What you need to do: Copy everything from the start of the material below down to the line containing "- more-button[interactable]: ⌄", including that line. Reproduce it character for character.

┌────────

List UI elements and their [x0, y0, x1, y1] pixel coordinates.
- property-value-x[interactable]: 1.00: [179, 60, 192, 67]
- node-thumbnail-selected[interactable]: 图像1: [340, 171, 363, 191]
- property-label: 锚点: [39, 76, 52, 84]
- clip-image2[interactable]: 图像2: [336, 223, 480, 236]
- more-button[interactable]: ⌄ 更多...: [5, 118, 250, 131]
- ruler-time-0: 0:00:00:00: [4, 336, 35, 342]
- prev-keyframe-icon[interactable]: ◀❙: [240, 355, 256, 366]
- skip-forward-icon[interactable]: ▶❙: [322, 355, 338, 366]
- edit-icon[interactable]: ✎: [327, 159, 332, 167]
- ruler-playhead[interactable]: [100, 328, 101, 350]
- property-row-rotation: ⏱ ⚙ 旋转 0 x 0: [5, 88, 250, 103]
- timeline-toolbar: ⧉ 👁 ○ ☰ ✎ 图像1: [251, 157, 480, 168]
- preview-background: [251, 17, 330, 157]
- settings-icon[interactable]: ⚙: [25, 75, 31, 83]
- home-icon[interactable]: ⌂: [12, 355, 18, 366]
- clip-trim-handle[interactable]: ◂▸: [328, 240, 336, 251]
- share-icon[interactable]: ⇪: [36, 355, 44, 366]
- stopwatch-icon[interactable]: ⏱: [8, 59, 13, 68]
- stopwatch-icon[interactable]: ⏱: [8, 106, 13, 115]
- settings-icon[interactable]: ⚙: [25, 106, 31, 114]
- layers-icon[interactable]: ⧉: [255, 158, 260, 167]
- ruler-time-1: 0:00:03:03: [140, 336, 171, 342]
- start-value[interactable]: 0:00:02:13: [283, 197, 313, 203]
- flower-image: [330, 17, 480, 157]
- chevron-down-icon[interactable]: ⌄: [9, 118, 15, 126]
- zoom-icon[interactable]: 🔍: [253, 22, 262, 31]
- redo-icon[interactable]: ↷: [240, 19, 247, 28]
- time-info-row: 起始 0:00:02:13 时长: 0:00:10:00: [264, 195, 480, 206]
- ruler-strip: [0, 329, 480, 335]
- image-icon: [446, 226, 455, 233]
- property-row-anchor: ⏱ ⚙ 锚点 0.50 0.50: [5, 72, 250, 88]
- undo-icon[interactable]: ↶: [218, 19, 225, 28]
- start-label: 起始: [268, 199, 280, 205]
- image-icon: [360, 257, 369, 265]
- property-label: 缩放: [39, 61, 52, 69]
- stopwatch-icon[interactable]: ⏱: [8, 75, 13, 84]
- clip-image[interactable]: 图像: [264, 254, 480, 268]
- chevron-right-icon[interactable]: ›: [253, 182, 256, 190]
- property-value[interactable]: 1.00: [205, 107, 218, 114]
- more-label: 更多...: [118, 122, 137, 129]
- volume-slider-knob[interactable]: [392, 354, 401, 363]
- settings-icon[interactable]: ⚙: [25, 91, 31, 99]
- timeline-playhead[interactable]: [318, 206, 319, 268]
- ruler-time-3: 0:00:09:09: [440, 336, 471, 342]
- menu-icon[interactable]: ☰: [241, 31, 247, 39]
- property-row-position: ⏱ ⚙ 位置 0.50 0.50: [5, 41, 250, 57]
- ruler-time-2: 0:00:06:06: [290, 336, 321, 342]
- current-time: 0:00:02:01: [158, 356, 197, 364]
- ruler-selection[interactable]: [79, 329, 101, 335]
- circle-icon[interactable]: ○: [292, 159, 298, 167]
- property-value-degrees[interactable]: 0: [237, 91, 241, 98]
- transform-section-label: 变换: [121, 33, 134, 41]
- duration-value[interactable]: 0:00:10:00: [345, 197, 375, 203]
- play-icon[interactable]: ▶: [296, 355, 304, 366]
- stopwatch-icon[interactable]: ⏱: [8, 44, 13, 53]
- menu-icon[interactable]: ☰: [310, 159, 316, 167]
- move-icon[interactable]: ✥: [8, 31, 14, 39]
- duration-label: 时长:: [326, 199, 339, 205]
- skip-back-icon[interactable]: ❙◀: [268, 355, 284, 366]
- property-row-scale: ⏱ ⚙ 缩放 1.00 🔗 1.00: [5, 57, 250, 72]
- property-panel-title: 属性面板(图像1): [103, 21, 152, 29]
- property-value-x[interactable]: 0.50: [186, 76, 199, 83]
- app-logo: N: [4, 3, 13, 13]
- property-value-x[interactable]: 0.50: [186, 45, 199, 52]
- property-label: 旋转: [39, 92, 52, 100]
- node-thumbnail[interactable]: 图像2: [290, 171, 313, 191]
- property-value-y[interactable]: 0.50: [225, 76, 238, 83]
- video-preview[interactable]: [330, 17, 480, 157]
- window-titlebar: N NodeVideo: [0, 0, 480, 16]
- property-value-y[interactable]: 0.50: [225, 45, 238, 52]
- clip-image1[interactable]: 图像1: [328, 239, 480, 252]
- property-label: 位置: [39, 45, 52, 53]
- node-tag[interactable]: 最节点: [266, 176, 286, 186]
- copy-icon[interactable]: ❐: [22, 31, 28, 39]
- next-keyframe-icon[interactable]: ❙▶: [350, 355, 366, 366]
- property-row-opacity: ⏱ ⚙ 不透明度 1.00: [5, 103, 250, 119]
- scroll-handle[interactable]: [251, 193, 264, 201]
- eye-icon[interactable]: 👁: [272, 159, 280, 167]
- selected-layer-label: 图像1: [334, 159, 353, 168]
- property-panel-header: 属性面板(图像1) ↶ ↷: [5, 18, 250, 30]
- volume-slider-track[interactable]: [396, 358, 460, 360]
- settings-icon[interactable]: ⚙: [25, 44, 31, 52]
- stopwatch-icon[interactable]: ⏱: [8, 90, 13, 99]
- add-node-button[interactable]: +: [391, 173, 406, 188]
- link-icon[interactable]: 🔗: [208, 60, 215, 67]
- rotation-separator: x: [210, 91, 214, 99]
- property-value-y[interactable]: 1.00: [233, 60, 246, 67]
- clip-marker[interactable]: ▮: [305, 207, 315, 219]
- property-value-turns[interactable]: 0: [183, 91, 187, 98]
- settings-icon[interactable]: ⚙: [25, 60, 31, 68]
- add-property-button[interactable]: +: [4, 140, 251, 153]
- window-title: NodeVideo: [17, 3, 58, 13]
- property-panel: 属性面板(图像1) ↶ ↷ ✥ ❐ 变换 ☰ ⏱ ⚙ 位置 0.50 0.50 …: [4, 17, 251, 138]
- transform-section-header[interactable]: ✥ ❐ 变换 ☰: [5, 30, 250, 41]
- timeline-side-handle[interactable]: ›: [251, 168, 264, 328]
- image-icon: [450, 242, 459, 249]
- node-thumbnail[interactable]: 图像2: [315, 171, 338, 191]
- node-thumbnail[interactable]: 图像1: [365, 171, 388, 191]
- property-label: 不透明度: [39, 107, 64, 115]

└────────

Finished answer:
List UI elements and their [x0, y0, x1, y1] pixel coordinates.
- property-value-x[interactable]: 1.00: [179, 60, 192, 67]
- node-thumbnail-selected[interactable]: 图像1: [340, 171, 363, 191]
- property-label: 锚点: [39, 76, 52, 84]
- clip-image2[interactable]: 图像2: [336, 223, 480, 236]
- more-button[interactable]: ⌄ 更多...: [5, 118, 250, 131]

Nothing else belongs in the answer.